> _Stated problem_
The entries below are to be written out again without alteration.

> _Stored records_
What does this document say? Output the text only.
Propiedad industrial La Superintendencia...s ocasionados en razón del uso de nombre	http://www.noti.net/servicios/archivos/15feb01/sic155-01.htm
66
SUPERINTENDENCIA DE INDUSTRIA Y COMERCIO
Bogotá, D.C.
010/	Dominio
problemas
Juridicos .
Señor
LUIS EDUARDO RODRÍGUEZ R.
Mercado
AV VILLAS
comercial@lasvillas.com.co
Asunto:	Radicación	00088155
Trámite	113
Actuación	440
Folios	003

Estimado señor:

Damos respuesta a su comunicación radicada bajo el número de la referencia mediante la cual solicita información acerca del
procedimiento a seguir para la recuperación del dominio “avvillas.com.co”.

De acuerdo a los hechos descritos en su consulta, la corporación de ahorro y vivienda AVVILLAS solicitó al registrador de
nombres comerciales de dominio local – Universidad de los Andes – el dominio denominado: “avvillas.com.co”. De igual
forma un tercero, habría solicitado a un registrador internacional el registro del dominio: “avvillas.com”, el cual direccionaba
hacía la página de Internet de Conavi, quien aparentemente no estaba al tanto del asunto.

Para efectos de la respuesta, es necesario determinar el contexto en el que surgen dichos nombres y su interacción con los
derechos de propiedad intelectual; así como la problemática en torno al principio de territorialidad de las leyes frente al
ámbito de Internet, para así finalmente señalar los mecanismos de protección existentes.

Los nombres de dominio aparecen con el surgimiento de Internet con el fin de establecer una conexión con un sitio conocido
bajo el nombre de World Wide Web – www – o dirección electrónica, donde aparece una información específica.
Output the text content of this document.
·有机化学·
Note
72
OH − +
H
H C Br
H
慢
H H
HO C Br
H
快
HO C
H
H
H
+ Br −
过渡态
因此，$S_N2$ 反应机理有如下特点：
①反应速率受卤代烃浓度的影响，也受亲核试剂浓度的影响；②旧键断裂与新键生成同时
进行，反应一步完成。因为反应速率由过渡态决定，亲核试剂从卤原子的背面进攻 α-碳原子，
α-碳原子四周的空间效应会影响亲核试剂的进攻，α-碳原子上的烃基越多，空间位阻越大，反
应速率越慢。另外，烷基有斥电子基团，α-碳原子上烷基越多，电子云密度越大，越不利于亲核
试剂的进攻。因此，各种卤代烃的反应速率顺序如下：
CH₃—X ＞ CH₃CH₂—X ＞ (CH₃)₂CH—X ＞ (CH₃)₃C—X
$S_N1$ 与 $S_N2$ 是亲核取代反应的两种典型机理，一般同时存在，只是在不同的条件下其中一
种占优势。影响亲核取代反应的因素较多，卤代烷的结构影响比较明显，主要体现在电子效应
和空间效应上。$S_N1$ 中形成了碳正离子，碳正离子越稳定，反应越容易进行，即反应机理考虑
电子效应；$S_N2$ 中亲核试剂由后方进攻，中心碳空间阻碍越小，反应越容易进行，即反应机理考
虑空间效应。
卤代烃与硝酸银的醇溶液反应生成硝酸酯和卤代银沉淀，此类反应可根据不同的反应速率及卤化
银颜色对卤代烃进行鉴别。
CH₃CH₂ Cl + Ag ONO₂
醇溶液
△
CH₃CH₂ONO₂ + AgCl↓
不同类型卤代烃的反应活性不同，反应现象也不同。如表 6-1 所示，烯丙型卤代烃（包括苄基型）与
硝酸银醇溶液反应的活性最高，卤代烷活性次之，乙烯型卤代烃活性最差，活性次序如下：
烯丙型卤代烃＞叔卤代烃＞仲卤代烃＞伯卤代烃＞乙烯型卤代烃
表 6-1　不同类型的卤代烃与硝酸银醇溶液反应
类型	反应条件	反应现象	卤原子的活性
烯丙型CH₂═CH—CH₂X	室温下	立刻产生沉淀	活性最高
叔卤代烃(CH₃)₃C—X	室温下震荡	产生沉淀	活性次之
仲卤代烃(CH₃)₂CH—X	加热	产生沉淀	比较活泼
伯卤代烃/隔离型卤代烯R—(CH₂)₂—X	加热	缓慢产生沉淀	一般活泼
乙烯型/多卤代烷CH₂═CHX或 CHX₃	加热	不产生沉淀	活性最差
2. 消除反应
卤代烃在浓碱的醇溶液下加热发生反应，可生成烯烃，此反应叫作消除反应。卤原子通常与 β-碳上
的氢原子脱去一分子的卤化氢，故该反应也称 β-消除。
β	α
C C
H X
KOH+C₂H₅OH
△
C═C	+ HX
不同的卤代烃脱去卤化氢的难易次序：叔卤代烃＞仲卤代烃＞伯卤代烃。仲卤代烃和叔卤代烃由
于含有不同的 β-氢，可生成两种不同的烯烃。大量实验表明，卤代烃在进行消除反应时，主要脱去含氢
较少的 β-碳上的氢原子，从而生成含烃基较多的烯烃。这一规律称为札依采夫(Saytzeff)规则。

> _Final result_
What does this document say? Output the text only.
Propiedad industrial La Superintendencia...s ocasionados en razón del uso de nombre	http://www.noti.net/servicios/archivos/15feb01/sic155-01.htm
66
SUPERINTENDENCIA DE INDUSTRIA Y COMERCIO
Bogotá, D.C.
010/	Dominio
problemas
Juridicos .
Señor
LUIS EDUARDO RODRÍGUEZ R.
Mercado
AV VILLAS
comercial@lasvillas.com.co
Asunto:	Radicación	00088155
Trámite	113
Actuación	440
Folios	003

Estimado señor:

Damos respuesta a su comunicación radicada bajo el número de la referencia mediante la cual solicita información acerca del
procedimiento a seguir para la recuperación del dominio “avvillas.com.co”.

De acuerdo a los hechos descritos en su consulta, la corporación de ahorro y vivienda AVVILLAS solicitó al registrador de
nombres comerciales de dominio local – Universidad de los Andes – el dominio denominado: “avvillas.com.co”. De igual
forma un tercero, habría solicitado a un registrador internacional el registro del dominio: “avvillas.com”, el cual direccionaba
hacía la página de Internet de Conavi, quien aparentemente no estaba al tanto del asunto.

Para efectos de la respuesta, es necesario determinar el contexto en el que surgen dichos nombres y su interacción con los
derechos de propiedad intelectual; así como la problemática en torno al principio de territorialidad de las leyes frente al
ámbito de Internet, para así finalmente señalar los mecanismos de protección existentes.

Los nombres de dominio aparecen con el surgimiento de Internet con el fin de establecer una conexión con un sitio conocido
bajo el nombre de World Wide Web – www – o dirección electrónica, donde aparece una información específica.
Output the text content of this document.
·有机化学·
Note
72
OH − +
H
H C Br
H
慢
H H
HO C Br
H
快
HO C
H
H
H
+ Br −
过渡态
因此，$S_N2$ 反应机理有如下特点：
①反应速率受卤代烃浓度的影响，也受亲核试剂浓度的影响；②旧键断裂与新键生成同时
进行，反应一步完成。因为反应速率由过渡态决定，亲核试剂从卤原子的背面进攻 α-碳原子，
α-碳原子四周的空间效应会影响亲核试剂的进攻，α-碳原子上的烃基越多，空间位阻越大，反
应速率越慢。另外，烷基有斥电子基团，α-碳原子上烷基越多，电子云密度越大，越不利于亲核
试剂的进攻。因此，各种卤代烃的反应速率顺序如下：
CH₃—X ＞ CH₃CH₂—X ＞ (CH₃)₂CH—X ＞ (CH₃)₃C—X
$S_N1$ 与 $S_N2$ 是亲核取代反应的两种典型机理，一般同时存在，只是在不同的条件下其中一
种占优势。影响亲核取代反应的因素较多，卤代烷的结构影响比较明显，主要体现在电子效应
和空间效应上。$S_N1$ 中形成了碳正离子，碳正离子越稳定，反应越容易进行，即反应机理考虑
电子效应；$S_N2$ 中亲核试剂由后方进攻，中心碳空间阻碍越小，反应越容易进行，即反应机理考
虑空间效应。
卤代烃与硝酸银的醇溶液反应生成硝酸酯和卤代银沉淀，此类反应可根据不同的反应速率及卤化
银颜色对卤代烃进行鉴别。
CH₃CH₂ Cl + Ag ONO₂
醇溶液
△
CH₃CH₂ONO₂ + AgCl↓
不同类型卤代烃的反应活性不同，反应现象也不同。如表 6-1 所示，烯丙型卤代烃（包括苄基型）与
硝酸银醇溶液反应的活性最高，卤代烷活性次之，乙烯型卤代烃活性最差，活性次序如下：
烯丙型卤代烃＞叔卤代烃＞仲卤代烃＞伯卤代烃＞乙烯型卤代烃
表 6-1　不同类型的卤代烃与硝酸银醇溶液反应
类型	反应条件	反应现象	卤原子的活性
烯丙型CH₂═CH—CH₂X	室温下	立刻产生沉淀	活性最高
叔卤代烃(CH₃)₃C—X	室温下震荡	产生沉淀	活性次之
仲卤代烃(CH₃)₂CH—X	加热	产生沉淀	比较活泼
伯卤代烃/隔离型卤代烯R—(CH₂)₂—X	加热	缓慢产生沉淀	一般活泼
乙烯型/多卤代烷CH₂═CHX或 CHX₃	加热	不产生沉淀	活性最差
2. 消除反应
卤代烃在浓碱的醇溶液下加热发生反应，可生成烯烃，此反应叫作消除反应。卤原子通常与 β-碳上
的氢原子脱去一分子的卤化氢，故该反应也称 β-消除。
β	α
C C
H X
KOH+C₂H₅OH
△
C═C	+ HX
不同的卤代烃脱去卤化氢的难易次序：叔卤代烃＞仲卤代烃＞伯卤代烃。仲卤代烃和叔卤代烃由
于含有不同的 β-氢，可生成两种不同的烯烃。大量实验表明，卤代烃在进行消除反应时，主要脱去含氢
较少的 β-碳上的氢原子，从而生成含烃基较多的烯烃。这一规律称为札依采夫(Saytzeff)规则。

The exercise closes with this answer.